*THE EXERCISE:* Nothing should be left out: output all of the entries exactly.
━━━
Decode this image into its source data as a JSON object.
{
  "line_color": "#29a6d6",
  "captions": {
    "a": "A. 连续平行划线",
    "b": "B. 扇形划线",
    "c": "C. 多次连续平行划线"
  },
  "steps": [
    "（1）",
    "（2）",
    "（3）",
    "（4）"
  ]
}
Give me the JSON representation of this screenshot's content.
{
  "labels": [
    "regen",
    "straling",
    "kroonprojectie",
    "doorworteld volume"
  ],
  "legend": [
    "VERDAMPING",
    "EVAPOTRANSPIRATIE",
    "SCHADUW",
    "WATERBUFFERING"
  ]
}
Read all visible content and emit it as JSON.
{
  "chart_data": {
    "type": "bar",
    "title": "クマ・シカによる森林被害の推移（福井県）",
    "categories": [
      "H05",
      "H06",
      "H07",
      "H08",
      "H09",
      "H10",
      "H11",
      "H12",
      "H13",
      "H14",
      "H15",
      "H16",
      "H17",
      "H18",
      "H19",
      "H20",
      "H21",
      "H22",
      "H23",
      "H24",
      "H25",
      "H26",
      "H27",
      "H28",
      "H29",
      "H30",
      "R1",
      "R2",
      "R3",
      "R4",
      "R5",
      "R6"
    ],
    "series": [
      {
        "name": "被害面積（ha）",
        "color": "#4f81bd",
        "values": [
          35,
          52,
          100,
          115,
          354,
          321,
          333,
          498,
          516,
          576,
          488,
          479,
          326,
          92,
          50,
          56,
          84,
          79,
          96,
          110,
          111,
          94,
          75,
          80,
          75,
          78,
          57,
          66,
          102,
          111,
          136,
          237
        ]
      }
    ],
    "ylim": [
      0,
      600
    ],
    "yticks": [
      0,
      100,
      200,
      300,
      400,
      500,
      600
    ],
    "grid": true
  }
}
━━━
*WRITTEN SOLUTION:*
Decode this image into its source data as a JSON object.
{
  "line_color": "#29a6d6",
  "captions": {
    "a": "A. 连续平行划线",
    "b": "B. 扇形划线",
    "c": "C. 多次连续平行划线"
  },
  "steps": [
    "（1）",
    "（2）",
    "（3）",
    "（4）"
  ]
}
Give me the JSON representation of this screenshot's content.
{
  "labels": [
    "regen",
    "straling",
    "kroonprojectie",
    "doorworteld volume"
  ],
  "legend": [
    "VERDAMPING",
    "EVAPOTRANSPIRATIE",
    "SCHADUW",
    "WATERBUFFERING"
  ]
}
Read all visible content and emit it as JSON.
{
  "chart_data": {
    "type": "bar",
    "title": "クマ・シカによる森林被害の推移（福井県）",
    "categories": [
      "H05",
      "H06",
      "H07",
      "H08",
      "H09",
      "H10",
      "H11",
      "H12",
      "H13",
      "H14",
      "H15",
      "H16",
      "H17",
      "H18",
      "H19",
      "H20",
      "H21",
      "H22",
      "H23",
      "H24",
      "H25",
      "H26",
      "H27",
      "H28",
      "H29",
      "H30",
      "R1",
      "R2",
      "R3",
      "R4",
      "R5",
      "R6"
    ],
    "series": [
      {
        "name": "被害面積（ha）",
        "color": "#4f81bd",
        "values": [
          35,
          52,
          100,
          115,
          354,
          321,
          333,
          498,
          516,
          576,
          488,
          479,
          326,
          92,
          50,
          56,
          84,
          79,
          96,
          110,
          111,
          94,
          75,
          80,
          75,
          78,
          57,
          66,
          102,
          111,
          136,
          237
        ]
      }
    ],
    "ylim": [
      0,
      600
    ],
    "yticks": [
      0,
      100,
      200,
      300,
      400,
      500,
      600
    ],
    "grid": true
  }
}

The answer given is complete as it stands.